Goal:
Pull out every line from the listing that has the word "grupper".
——
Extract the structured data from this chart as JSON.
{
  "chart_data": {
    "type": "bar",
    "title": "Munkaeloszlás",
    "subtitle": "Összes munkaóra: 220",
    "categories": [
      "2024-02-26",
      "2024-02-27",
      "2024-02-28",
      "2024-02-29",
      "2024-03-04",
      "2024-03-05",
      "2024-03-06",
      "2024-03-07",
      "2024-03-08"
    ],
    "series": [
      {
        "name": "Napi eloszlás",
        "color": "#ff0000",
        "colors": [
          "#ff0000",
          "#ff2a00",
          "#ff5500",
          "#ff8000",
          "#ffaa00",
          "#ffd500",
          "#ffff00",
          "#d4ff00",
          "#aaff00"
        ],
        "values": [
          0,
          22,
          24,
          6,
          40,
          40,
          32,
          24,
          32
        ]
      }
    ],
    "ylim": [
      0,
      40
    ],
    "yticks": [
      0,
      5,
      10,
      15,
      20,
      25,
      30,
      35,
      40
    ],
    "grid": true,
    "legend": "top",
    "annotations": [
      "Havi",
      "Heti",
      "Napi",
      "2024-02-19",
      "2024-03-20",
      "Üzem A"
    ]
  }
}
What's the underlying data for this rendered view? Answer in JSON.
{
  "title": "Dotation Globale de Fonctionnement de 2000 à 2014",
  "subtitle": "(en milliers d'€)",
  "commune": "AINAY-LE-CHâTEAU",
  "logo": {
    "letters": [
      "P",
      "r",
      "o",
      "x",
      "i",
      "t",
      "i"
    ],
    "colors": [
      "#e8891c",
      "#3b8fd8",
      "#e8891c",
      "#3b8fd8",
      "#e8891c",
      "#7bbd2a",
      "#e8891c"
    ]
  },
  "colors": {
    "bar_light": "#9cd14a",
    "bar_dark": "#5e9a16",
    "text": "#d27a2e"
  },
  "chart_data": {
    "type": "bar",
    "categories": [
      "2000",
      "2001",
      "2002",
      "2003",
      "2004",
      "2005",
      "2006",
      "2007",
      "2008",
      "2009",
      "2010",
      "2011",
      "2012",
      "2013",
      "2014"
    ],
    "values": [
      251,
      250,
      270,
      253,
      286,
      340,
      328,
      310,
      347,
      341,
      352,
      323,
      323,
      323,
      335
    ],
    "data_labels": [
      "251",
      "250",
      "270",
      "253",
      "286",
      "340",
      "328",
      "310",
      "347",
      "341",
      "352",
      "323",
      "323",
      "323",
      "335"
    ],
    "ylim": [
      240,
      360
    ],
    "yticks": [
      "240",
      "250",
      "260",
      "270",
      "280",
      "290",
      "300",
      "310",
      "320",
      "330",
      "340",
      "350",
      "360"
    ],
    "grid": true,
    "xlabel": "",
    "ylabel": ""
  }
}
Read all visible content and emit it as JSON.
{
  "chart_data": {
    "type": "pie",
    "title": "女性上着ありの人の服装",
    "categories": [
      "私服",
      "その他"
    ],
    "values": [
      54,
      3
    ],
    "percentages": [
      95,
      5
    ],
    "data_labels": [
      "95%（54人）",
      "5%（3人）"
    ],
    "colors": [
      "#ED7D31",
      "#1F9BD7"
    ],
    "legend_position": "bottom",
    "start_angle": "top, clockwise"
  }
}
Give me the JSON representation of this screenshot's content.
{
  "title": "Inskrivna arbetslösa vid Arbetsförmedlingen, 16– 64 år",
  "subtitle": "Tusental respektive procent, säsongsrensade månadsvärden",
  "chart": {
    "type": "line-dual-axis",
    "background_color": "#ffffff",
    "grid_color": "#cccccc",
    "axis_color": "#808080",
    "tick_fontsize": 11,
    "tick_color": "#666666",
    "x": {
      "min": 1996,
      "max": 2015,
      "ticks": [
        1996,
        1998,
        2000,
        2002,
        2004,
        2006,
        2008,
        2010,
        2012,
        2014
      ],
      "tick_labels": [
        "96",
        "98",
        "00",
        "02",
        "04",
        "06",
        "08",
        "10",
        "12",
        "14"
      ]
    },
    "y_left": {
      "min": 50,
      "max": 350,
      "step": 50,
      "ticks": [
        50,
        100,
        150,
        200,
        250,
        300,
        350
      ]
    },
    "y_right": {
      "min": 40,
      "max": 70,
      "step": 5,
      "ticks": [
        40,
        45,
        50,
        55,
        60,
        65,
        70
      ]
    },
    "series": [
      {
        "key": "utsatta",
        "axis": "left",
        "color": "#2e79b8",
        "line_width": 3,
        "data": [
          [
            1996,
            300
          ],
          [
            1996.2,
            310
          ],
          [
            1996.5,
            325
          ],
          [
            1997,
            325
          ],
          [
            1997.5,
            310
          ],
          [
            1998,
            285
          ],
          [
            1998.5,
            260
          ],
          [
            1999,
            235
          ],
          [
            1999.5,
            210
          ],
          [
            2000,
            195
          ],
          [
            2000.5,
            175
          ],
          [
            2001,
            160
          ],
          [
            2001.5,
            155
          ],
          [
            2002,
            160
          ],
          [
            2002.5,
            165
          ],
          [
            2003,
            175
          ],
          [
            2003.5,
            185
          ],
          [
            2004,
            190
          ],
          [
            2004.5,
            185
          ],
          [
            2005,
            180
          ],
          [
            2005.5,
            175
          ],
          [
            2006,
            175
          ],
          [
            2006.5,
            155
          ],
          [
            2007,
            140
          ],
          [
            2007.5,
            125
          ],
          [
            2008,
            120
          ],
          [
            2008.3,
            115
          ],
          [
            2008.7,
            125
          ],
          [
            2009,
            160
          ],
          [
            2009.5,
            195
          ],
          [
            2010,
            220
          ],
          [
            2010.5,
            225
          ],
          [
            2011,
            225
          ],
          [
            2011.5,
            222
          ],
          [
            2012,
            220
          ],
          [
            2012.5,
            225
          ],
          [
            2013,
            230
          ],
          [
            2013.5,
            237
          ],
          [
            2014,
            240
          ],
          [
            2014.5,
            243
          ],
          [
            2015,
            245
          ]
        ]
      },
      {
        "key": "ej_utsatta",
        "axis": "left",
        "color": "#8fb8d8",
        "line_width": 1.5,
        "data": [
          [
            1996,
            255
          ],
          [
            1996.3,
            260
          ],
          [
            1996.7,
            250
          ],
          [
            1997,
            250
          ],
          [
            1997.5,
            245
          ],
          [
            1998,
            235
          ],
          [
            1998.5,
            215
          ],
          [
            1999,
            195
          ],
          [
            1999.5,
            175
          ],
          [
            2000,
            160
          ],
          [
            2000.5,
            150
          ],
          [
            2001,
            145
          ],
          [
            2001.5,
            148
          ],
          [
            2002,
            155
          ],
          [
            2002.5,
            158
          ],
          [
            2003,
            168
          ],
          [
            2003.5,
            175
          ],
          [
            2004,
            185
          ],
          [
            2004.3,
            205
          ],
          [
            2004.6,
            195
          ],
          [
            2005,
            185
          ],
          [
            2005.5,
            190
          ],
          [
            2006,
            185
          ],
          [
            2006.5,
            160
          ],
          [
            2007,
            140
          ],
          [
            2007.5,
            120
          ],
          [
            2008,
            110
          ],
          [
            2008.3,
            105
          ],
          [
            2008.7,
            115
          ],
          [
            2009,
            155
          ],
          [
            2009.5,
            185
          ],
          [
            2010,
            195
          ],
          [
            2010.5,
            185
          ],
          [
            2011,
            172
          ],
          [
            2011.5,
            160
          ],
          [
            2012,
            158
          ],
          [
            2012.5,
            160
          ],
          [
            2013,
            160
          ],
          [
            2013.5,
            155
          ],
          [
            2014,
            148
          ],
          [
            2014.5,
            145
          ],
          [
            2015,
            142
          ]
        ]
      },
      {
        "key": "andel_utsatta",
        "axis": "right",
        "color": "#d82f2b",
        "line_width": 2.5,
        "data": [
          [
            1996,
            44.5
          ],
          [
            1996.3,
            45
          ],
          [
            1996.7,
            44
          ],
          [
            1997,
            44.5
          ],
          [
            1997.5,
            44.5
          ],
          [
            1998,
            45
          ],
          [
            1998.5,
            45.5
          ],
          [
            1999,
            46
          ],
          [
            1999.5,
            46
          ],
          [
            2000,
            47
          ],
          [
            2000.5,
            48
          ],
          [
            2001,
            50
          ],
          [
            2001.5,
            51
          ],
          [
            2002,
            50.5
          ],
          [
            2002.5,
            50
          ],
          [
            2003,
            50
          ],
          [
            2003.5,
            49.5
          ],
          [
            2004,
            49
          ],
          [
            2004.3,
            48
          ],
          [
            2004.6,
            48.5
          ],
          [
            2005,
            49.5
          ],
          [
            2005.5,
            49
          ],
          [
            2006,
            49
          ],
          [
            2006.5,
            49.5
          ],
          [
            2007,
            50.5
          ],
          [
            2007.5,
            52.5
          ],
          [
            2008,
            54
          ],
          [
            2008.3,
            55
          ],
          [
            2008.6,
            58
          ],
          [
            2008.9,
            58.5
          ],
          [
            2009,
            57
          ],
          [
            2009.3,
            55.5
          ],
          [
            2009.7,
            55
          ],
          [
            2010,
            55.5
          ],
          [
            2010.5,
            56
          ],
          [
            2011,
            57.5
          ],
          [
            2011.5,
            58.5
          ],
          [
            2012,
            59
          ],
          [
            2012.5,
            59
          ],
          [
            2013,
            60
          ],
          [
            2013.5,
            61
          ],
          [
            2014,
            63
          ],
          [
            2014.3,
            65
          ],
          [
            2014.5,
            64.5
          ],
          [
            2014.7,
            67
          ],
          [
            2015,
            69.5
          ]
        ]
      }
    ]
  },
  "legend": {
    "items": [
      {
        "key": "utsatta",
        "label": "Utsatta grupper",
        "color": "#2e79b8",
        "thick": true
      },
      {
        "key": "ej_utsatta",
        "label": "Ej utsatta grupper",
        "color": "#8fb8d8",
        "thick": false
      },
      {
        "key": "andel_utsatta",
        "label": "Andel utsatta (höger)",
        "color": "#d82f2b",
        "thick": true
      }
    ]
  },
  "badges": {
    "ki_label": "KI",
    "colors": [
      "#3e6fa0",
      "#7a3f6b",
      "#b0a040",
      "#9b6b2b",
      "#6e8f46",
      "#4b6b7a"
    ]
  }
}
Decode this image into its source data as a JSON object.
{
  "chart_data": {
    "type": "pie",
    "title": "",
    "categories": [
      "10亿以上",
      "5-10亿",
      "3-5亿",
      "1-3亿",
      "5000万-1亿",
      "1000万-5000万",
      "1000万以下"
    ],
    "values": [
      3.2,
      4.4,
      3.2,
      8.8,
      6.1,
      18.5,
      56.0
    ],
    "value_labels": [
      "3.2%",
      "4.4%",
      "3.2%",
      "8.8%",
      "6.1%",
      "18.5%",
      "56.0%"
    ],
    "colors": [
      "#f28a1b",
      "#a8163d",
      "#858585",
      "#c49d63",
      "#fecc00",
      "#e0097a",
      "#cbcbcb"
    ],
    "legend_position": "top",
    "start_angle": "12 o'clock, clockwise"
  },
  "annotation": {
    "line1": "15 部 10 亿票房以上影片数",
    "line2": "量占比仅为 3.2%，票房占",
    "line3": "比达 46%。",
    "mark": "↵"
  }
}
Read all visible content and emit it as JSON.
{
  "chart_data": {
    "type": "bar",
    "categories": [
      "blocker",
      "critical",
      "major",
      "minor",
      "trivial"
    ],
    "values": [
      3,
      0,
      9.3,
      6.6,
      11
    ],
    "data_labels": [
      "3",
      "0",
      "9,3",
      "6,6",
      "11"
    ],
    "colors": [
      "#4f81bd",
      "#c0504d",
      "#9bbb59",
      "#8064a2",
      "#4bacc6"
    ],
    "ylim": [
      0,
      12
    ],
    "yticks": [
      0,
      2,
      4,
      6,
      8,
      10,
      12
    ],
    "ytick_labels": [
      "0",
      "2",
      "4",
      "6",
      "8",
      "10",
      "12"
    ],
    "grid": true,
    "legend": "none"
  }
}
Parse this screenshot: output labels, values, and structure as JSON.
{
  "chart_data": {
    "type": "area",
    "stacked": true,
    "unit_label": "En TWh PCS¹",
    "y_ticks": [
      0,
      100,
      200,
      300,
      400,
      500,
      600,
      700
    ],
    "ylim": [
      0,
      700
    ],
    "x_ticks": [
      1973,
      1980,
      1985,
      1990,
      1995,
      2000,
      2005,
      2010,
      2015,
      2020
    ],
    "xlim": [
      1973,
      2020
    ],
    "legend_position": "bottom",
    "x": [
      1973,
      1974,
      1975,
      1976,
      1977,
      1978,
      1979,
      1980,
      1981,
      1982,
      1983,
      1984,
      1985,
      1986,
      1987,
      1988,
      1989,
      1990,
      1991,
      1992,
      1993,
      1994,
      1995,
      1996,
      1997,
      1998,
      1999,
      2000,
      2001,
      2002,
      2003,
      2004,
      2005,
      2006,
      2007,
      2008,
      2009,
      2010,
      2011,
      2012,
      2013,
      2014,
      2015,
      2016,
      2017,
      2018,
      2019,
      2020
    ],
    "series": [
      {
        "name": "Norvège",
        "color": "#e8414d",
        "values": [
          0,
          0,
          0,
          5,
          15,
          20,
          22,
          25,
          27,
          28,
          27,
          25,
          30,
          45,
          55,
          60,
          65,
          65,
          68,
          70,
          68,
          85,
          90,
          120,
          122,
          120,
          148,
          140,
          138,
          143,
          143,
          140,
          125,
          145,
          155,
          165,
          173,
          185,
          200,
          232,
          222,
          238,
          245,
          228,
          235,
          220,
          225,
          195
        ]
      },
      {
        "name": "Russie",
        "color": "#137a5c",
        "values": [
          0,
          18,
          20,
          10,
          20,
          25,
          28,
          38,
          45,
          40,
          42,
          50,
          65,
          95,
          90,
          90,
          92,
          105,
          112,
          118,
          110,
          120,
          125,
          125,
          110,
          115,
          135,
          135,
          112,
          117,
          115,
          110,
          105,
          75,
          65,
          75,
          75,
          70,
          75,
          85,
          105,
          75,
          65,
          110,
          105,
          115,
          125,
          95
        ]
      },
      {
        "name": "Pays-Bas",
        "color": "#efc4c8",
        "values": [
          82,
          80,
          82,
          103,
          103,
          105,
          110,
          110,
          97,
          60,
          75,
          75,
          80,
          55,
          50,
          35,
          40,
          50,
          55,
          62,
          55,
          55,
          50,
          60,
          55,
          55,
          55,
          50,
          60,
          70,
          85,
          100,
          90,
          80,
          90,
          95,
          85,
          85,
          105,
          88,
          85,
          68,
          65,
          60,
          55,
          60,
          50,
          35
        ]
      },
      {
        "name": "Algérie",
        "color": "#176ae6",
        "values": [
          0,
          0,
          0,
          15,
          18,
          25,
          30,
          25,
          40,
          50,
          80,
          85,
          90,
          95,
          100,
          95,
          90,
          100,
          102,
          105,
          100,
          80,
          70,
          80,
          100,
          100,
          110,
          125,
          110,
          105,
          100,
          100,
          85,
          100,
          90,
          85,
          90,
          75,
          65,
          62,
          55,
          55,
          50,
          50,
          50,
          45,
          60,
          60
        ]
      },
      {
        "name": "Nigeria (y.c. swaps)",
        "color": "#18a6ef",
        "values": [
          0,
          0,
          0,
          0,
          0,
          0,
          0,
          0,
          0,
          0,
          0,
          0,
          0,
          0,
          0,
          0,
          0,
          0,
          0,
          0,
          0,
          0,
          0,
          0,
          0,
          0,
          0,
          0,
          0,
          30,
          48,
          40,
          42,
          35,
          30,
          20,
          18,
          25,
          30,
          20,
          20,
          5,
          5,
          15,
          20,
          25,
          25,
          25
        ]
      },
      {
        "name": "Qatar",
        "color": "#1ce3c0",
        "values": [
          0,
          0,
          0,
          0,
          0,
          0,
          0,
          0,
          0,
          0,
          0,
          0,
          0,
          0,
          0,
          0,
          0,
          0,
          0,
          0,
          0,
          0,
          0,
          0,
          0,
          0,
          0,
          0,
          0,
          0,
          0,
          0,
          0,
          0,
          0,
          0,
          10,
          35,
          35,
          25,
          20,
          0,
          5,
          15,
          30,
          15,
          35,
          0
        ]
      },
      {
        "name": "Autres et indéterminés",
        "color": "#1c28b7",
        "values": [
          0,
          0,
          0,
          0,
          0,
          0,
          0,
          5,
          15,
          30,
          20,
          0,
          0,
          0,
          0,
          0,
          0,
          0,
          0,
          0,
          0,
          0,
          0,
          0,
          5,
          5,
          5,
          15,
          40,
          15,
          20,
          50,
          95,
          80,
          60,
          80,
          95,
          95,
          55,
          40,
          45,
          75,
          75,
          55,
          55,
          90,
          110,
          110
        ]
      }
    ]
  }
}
——
Result:
        "label": "Utsatta grupper",
        "label": "Ej utsatta grupper",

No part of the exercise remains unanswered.